Recorded data:

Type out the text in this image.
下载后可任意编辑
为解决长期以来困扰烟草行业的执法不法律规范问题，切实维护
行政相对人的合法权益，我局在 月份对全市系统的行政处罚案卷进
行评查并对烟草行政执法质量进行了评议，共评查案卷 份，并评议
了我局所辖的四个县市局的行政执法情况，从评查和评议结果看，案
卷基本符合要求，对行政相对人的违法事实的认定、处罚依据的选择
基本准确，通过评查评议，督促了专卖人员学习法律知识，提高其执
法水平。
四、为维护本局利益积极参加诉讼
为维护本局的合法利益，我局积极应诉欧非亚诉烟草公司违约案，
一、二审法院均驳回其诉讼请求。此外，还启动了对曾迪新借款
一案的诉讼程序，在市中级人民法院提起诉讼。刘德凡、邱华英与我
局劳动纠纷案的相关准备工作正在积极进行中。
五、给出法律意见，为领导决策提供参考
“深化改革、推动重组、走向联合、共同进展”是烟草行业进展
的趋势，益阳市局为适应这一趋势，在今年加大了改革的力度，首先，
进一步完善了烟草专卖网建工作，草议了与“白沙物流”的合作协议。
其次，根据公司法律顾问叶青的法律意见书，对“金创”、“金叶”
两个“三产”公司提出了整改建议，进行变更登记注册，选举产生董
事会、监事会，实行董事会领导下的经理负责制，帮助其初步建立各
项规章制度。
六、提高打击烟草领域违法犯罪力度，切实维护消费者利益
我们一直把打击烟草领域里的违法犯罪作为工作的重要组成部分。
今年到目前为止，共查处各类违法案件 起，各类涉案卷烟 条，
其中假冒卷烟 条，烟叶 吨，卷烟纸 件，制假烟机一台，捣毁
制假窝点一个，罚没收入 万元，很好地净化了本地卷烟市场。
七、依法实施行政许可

...

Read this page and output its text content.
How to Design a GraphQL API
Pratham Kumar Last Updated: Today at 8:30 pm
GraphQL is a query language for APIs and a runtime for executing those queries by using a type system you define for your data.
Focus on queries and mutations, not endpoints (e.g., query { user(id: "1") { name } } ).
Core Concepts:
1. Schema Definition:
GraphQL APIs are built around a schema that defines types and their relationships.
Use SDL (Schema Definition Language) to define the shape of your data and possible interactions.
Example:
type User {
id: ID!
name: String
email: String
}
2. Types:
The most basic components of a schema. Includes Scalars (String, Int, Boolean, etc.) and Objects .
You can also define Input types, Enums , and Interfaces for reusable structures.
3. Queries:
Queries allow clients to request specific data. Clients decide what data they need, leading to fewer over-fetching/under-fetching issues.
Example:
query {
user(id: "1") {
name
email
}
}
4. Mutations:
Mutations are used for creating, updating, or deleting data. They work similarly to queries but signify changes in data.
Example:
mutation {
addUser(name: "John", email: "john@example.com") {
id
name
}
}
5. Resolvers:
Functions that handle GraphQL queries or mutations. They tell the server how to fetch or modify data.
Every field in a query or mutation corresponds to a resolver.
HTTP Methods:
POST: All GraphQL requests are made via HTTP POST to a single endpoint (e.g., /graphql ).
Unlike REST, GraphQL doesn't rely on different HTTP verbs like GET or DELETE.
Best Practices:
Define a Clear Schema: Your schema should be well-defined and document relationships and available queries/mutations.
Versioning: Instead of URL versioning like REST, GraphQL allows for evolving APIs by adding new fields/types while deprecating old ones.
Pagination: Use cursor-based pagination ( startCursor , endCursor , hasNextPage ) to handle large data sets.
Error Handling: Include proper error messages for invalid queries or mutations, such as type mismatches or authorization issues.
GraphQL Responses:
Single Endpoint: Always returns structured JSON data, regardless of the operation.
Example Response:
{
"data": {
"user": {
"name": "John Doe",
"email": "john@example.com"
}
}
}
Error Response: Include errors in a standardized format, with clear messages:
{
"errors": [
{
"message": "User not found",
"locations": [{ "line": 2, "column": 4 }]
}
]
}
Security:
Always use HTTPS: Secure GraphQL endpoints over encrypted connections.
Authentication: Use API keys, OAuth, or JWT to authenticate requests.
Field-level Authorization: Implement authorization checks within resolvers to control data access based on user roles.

What you have to do: Select every line in the material above where the string "APIs" occurs, and copy it.

The solution:
GraphQL is a query language for APIs and a runtime for executing those queries by using a type system you define for your data.
GraphQL APIs are built around a schema that defines types and their relationships.
Versioning: Instead of URL versioning like REST, GraphQL allows for evolving APIs by adding new fields/types while deprecating old ones.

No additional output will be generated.